● EXERCISE DIRECTIONS
Copy out the listing that follows, exactly, without its pictures.

● INPUT MATERIAL
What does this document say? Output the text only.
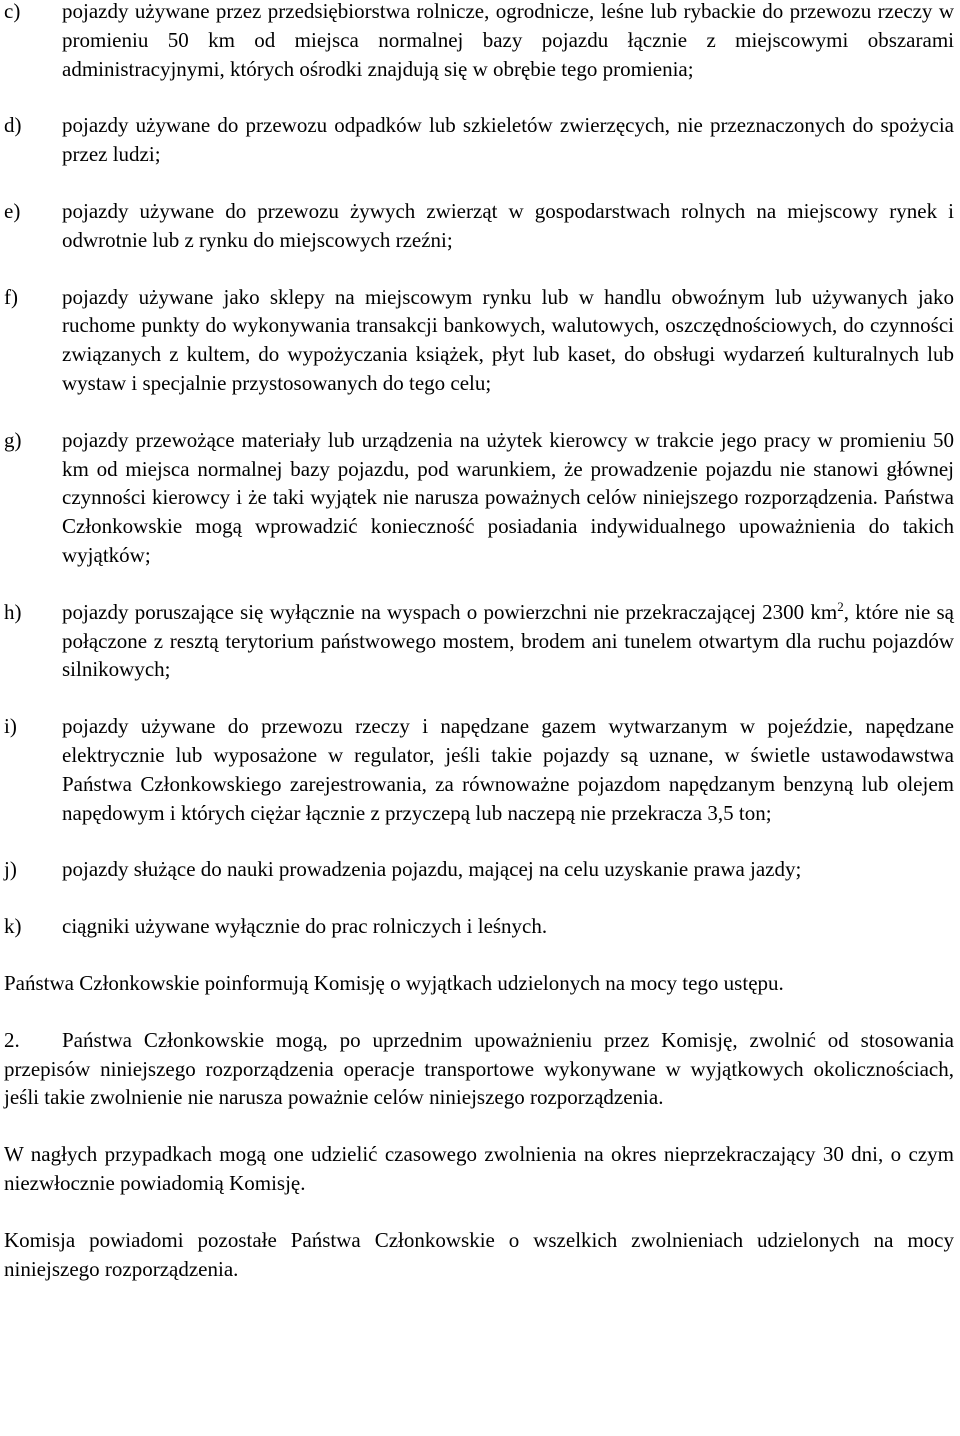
c) pojazdy używane przez przedsiębiorstwa rolnicze, ogrodnicze, leśne lub rybackie do przewozu rzeczy w promieniu 50 km od miejsca normalnej bazy pojazdu łącznie z miejscowymi obszarami administracyjnymi, których ośrodki znajdują się w obrębie tego promienia;
d) pojazdy używane do przewozu odpadków lub szkieletów zwierzęcych, nie przeznaczonych do spożycia przez ludzi;
e) pojazdy używane do przewozu żywych zwierząt w gospodarstwach rolnych na miejscowy rynek i odwrotnie lub z rynku do miejscowych rzeźni;
f) pojazdy używane jako sklepy na miejscowym rynku lub w handlu obwoźnym lub używanych jako ruchome punkty do wykonywania transakcji bankowych, walutowych, oszczędnościowych, do czynności związanych z kultem, do wypożyczania książek, płyt lub kaset, do obsługi wydarzeń kulturalnych lub wystaw i specjalnie przystosowanych do tego celu;
g) pojazdy przewożące materiały lub urządzenia na użytek kierowcy w trakcie jego pracy w promieniu 50 km od miejsca normalnej bazy pojazdu, pod warunkiem, że prowadzenie pojazdu nie stanowi głównej czynności kierowcy i że taki wyjątek nie narusza poważnych celów niniejszego rozporządzenia. Państwa Członkowskie mogą wprowadzić konieczność posiadania indywidualnego upoważnienia do takich wyjątków;
h) pojazdy poruszające się wyłącznie na wyspach o powierzchni nie przekraczającej 2300 $km^2$, które nie są połączone z resztą terytorium państwowego mostem, brodem ani tunelem otwartym dla ruchu pojazdów silnikowych;
i) pojazdy używane do przewozu rzeczy i napędzane gazem wytwarzanym w pojeździe, napędzane elektrycznie lub wyposażone w regulator, jeśli takie pojazdy są uznane, w świetle ustawodawstwa Państwa Członkowskiego zarejestrowania, za równoważne pojazdom napędzanym benzyną lub olejem napędowym i których ciężar łącznie z przyczepą lub naczepą nie przekracza 3,5 ton;
j) pojazdy służące do nauki prowadzenia pojazdu, mającej na celu uzyskanie prawa jazdy;
k) ciągniki używane wyłącznie do prac rolniczych i leśnych.

Państwa Członkowskie poinformują Komisję o wyjątkach udzielonych na mocy tego ustępu.

2. Państwa Członkowskie mogą, po uprzednim upoważnieniu przez Komisję, zwolnić od stosowania przepisów niniejszego rozporządzenia operacje transportowe wykonywane w wyjątkowych okolicznościach, jeśli takie zwolnienie nie narusza poważnie celów niniejszego rozporządzenia.

W nagłych przypadkach mogą one udzielić czasowego zwolnienia na okres nieprzekraczający 30 dni, o czym niezwłocznie powiadomią Komisję.

Komisja powiadomi pozostałe Państwa Członkowskie o wszelkich zwolnieniach udzielonych na mocy niniejszego rozporządzenia.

● RESPONSE TO THIS TASK
What does this document say? Output the text only.
c) pojazdy używane przez przedsiębiorstwa rolnicze, ogrodnicze, leśne lub rybackie do przewozu rzeczy w promieniu 50 km od miejsca normalnej bazy pojazdu łącznie z miejscowymi obszarami administracyjnymi, których ośrodki znajdują się w obrębie tego promienia;
d) pojazdy używane do przewozu odpadków lub szkieletów zwierzęcych, nie przeznaczonych do spożycia przez ludzi;
e) pojazdy używane do przewozu żywych zwierząt w gospodarstwach rolnych na miejscowy rynek i odwrotnie lub z rynku do miejscowych rzeźni;
f) pojazdy używane jako sklepy na miejscowym rynku lub w handlu obwoźnym lub używanych jako ruchome punkty do wykonywania transakcji bankowych, walutowych, oszczędnościowych, do czynności związanych z kultem, do wypożyczania książek, płyt lub kaset, do obsługi wydarzeń kulturalnych lub wystaw i specjalnie przystosowanych do tego celu;
g) pojazdy przewożące materiały lub urządzenia na użytek kierowcy w trakcie jego pracy w promieniu 50 km od miejsca normalnej bazy pojazdu, pod warunkiem, że prowadzenie pojazdu nie stanowi głównej czynności kierowcy i że taki wyjątek nie narusza poważnych celów niniejszego rozporządzenia. Państwa Członkowskie mogą wprowadzić konieczność posiadania indywidualnego upoważnienia do takich wyjątków;
h) pojazdy poruszające się wyłącznie na wyspach o powierzchni nie przekraczającej 2300 $km^2$, które nie są połączone z resztą terytorium państwowego mostem, brodem ani tunelem otwartym dla ruchu pojazdów silnikowych;
i) pojazdy używane do przewozu rzeczy i napędzane gazem wytwarzanym w pojeździe, napędzane elektrycznie lub wyposażone w regulator, jeśli takie pojazdy są uznane, w świetle ustawodawstwa Państwa Członkowskiego zarejestrowania, za równoważne pojazdom napędzanym benzyną lub olejem napędowym i których ciężar łącznie z przyczepą lub naczepą nie przekracza 3,5 ton;
j) pojazdy służące do nauki prowadzenia pojazdu, mającej na celu uzyskanie prawa jazdy;
k) ciągniki używane wyłącznie do prac rolniczych i leśnych.

Państwa Członkowskie poinformują Komisję o wyjątkach udzielonych na mocy tego ustępu.

2. Państwa Członkowskie mogą, po uprzednim upoważnieniu przez Komisję, zwolnić od stosowania przepisów niniejszego rozporządzenia operacje transportowe wykonywane w wyjątkowych okolicznościach, jeśli takie zwolnienie nie narusza poważnie celów niniejszego rozporządzenia.

W nagłych przypadkach mogą one udzielić czasowego zwolnienia na okres nieprzekraczający 30 dni, o czym niezwłocznie powiadomią Komisję.

Komisja powiadomi pozostałe Państwa Członkowskie o wszelkich zwolnieniach udzielonych na mocy niniejszego rozporządzenia.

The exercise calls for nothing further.